**Extracted information**:
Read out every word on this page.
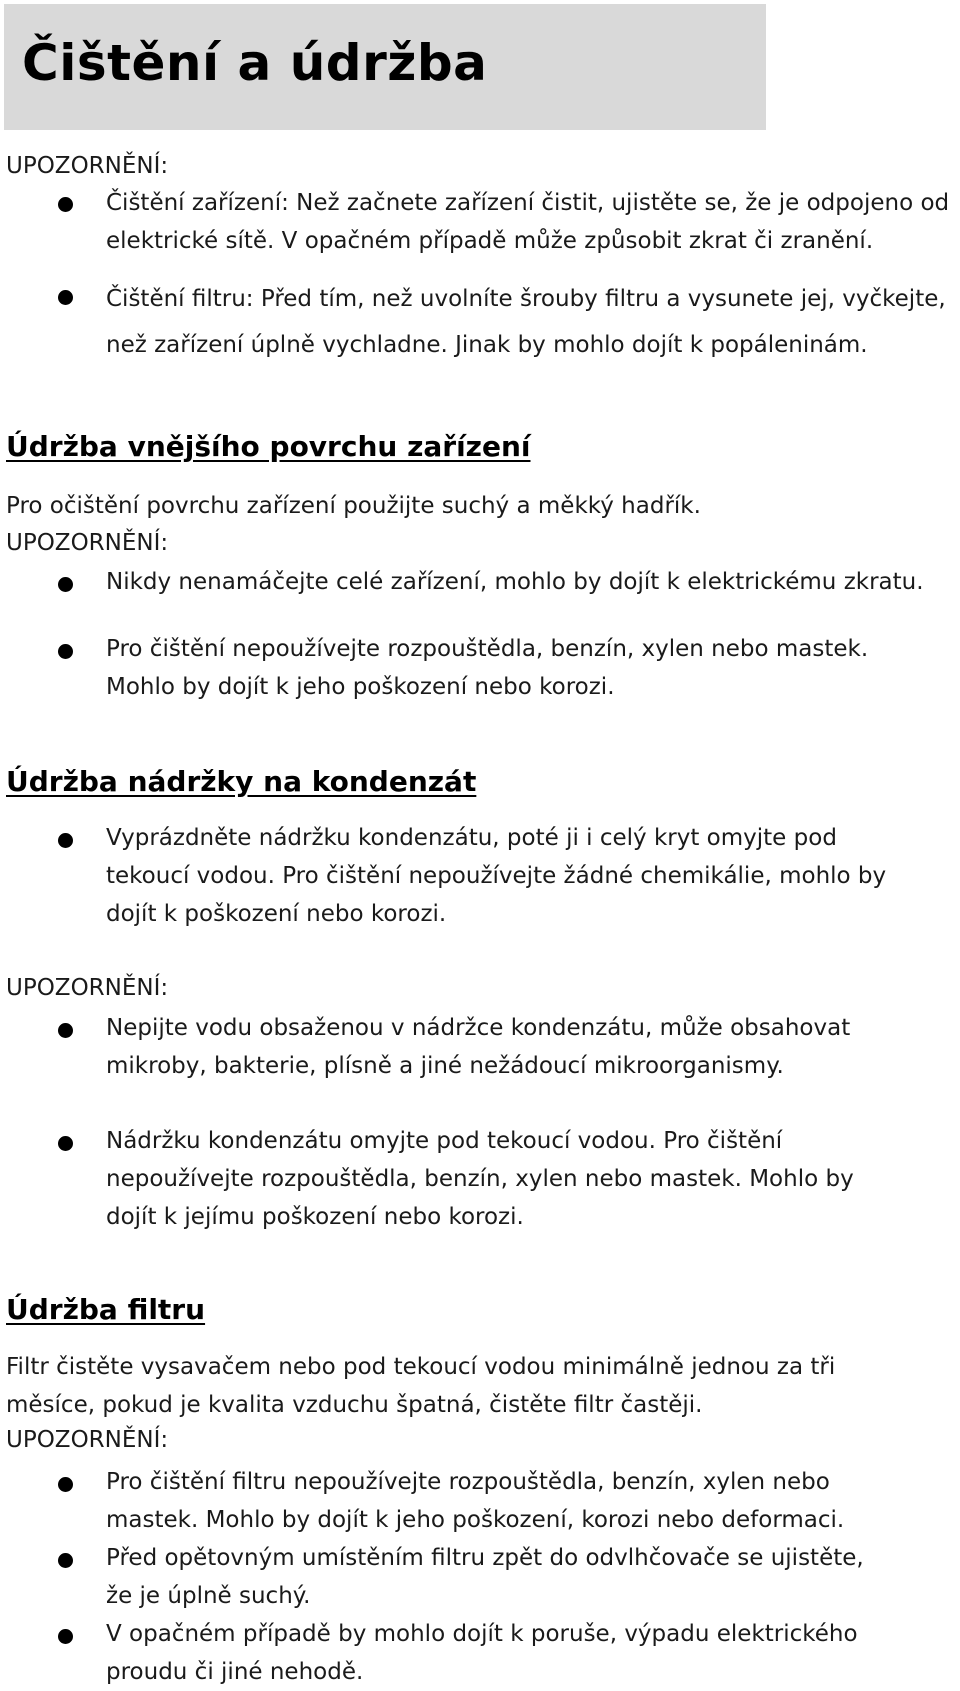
Čištění a údržba
UPOZORNĚNÍ:
Čištění zařízení: Než začnete zařízení čistit, ujistěte se, že je odpojeno od elektrické sítě. V opačném případě může způsobit zkrat či zranění.
Čištění filtru: Před tím, než uvolníte šrouby filtru a vysunete jej, vyčkejte, než zařízení úplně vychladne. Jinak by mohlo dojít k popáleninám.
Údržba vnějšího povrchu zařízení
Pro očištění povrchu zařízení použijte suchý a měkký hadřík.
UPOZORNĚNÍ:
Nikdy nenamáčejte celé zařízení, mohlo by dojít k elektrickému zkratu.
Pro čištění nepoužívejte rozpouštědla, benzín, xylen nebo mastek. Mohlo by dojít k jeho poškození nebo korozi.
Údržba nádržky na kondenzát
Vyprázdněte nádržku kondenzátu, poté ji i celý kryt omyjte pod tekoucí vodou. Pro čištění nepoužívejte žádné chemikálie, mohlo by dojít k poškození nebo korozi.
UPOZORNĚNÍ:
Nepijte vodu obsaženou v nádržce kondenzátu, může obsahovat mikroby, bakterie, plísně a jiné nežádoucí mikroorganismy.
Nádržku kondenzátu omyjte pod tekoucí vodou. Pro čištění nepoužívejte rozpouštědla, benzín, xylen nebo mastek. Mohlo by dojít k jejímu poškození nebo korozi.
Údržba filtru
Filtr čistěte vysavačem nebo pod tekoucí vodou minimálně jednou za tři měsíce, pokud je kvalita vzduchu špatná, čistěte filtr častěji.
UPOZORNĚNÍ:
Pro čištění filtru nepoužívejte rozpouštědla, benzín, xylen nebo mastek. Mohlo by dojít k jeho poškození, korozi nebo deformaci.
Před opětovným umístěním filtru zpět do odvlhčovače se ujistěte, že je úplně suchý.
V opačném případě by mohlo dojít k poruše, výpadu elektrického proudu či jiné nehodě.
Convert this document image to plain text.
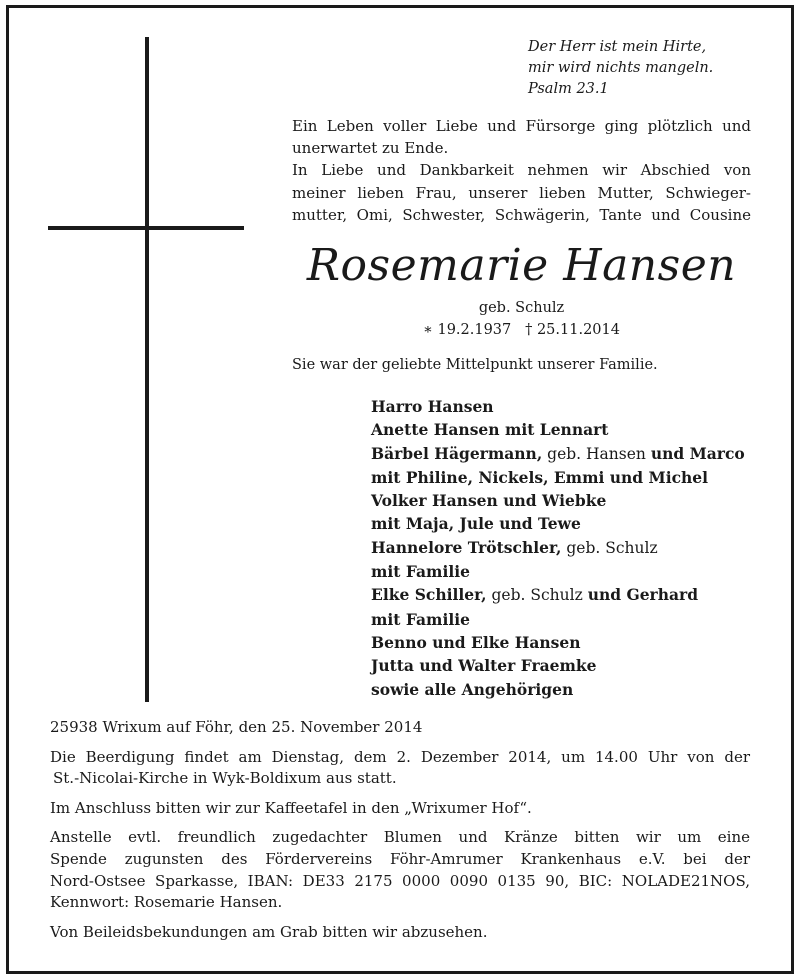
Der Herr ist mein Hirte,
mir wird nichts mangeln.
Psalm 23.1
Ein Leben voller Liebe und Fürsorge ging plötzlich und
unerwartet zu Ende.
In Liebe und Dankbarkeit nehmen wir Abschied von
meiner lieben Frau, unserer lieben Mutter, Schwieger-
mutter, Omi, Schwester, Schwägerin, Tante und Cousine
Rosemarie Hansen
geb. Schulz
∗ 19.2.1937 † 25.11.2014
Sie war der geliebte Mittelpunkt unserer Familie.
Harro Hansen
Anette Hansen mit Lennart
Bärbel Hägermann, geb. Hansen und Marco
mit Philine, Nickels, Emmi und Michel
Volker Hansen und Wiebke
mit Maja, Jule und Tewe
Hannelore Trötschler, geb. Schulz
mit Familie
Elke Schiller, geb. Schulz und Gerhard
mit Familie
Benno und Elke Hansen
Jutta und Walter Fraemke
sowie alle Angehörigen
25938 Wrixum auf Föhr, den 25. November 2014
Die Beerdigung findet am Dienstag, dem 2. Dezember 2014, um 14.00 Uhr von der
St.-Nicolai-Kirche in Wyk-Boldixum aus statt.
Im Anschluss bitten wir zur Kaffeetafel in den „Wrixumer Hof“.
Anstelle evtl. freundlich zugedachter Blumen und Kränze bitten wir um eine
Spende zugunsten des Fördervereins Föhr-Amrumer Krankenhaus e.V. bei der
Nord-Ostsee Sparkasse, IBAN: DE33 2175 0000 0090 0135 90, BIC: NOLADE21NOS,
Kennwort: Rosemarie Hansen.
Von Beileidsbekundungen am Grab bitten wir abzusehen.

**The problem**: Leave out the pictures and copy everything else in the records word for word.

**Exercise answer**:
Read out every word on this page.
Čištění a údržba
UPOZORNĚNÍ:
Čištění zařízení: Než začnete zařízení čistit, ujistěte se, že je odpojeno od elektrické sítě. V opačném případě může způsobit zkrat či zranění.
Čištění filtru: Před tím, než uvolníte šrouby filtru a vysunete jej, vyčkejte, než zařízení úplně vychladne. Jinak by mohlo dojít k popáleninám.
Údržba vnějšího povrchu zařízení
Pro očištění povrchu zařízení použijte suchý a měkký hadřík.
UPOZORNĚNÍ:
Nikdy nenamáčejte celé zařízení, mohlo by dojít k elektrickému zkratu.
Pro čištění nepoužívejte rozpouštědla, benzín, xylen nebo mastek. Mohlo by dojít k jeho poškození nebo korozi.
Údržba nádržky na kondenzát
Vyprázdněte nádržku kondenzátu, poté ji i celý kryt omyjte pod tekoucí vodou. Pro čištění nepoužívejte žádné chemikálie, mohlo by dojít k poškození nebo korozi.
UPOZORNĚNÍ:
Nepijte vodu obsaženou v nádržce kondenzátu, může obsahovat mikroby, bakterie, plísně a jiné nežádoucí mikroorganismy.
Nádržku kondenzátu omyjte pod tekoucí vodou. Pro čištění nepoužívejte rozpouštědla, benzín, xylen nebo mastek. Mohlo by dojít k jejímu poškození nebo korozi.
Údržba filtru
Filtr čistěte vysavačem nebo pod tekoucí vodou minimálně jednou za tři měsíce, pokud je kvalita vzduchu špatná, čistěte filtr častěji.
UPOZORNĚNÍ:
Pro čištění filtru nepoužívejte rozpouštědla, benzín, xylen nebo mastek. Mohlo by dojít k jeho poškození, korozi nebo deformaci.
Před opětovným umístěním filtru zpět do odvlhčovače se ujistěte, že je úplně suchý.
V opačném případě by mohlo dojít k poruše, výpadu elektrického proudu či jiné nehodě.
Convert this document image to plain text.
Der Herr ist mein Hirte,
mir wird nichts mangeln.
Psalm 23.1
Ein Leben voller Liebe und Fürsorge ging plötzlich und
unerwartet zu Ende.
In Liebe und Dankbarkeit nehmen wir Abschied von
meiner lieben Frau, unserer lieben Mutter, Schwieger-
mutter, Omi, Schwester, Schwägerin, Tante und Cousine
Rosemarie Hansen
geb. Schulz
∗ 19.2.1937 † 25.11.2014
Sie war der geliebte Mittelpunkt unserer Familie.
Harro Hansen
Anette Hansen mit Lennart
Bärbel Hägermann, geb. Hansen und Marco
mit Philine, Nickels, Emmi und Michel
Volker Hansen und Wiebke
mit Maja, Jule und Tewe
Hannelore Trötschler, geb. Schulz
mit Familie
Elke Schiller, geb. Schulz und Gerhard
mit Familie
Benno und Elke Hansen
Jutta und Walter Fraemke
sowie alle Angehörigen
25938 Wrixum auf Föhr, den 25. November 2014
Die Beerdigung findet am Dienstag, dem 2. Dezember 2014, um 14.00 Uhr von der
St.-Nicolai-Kirche in Wyk-Boldixum aus statt.
Im Anschluss bitten wir zur Kaffeetafel in den „Wrixumer Hof“.
Anstelle evtl. freundlich zugedachter Blumen und Kränze bitten wir um eine
Spende zugunsten des Fördervereins Föhr-Amrumer Krankenhaus e.V. bei der
Nord-Ostsee Sparkasse, IBAN: DE33 2175 0000 0090 0135 90, BIC: NOLADE21NOS,
Kennwort: Rosemarie Hansen.
Von Beileidsbekundungen am Grab bitten wir abzusehen.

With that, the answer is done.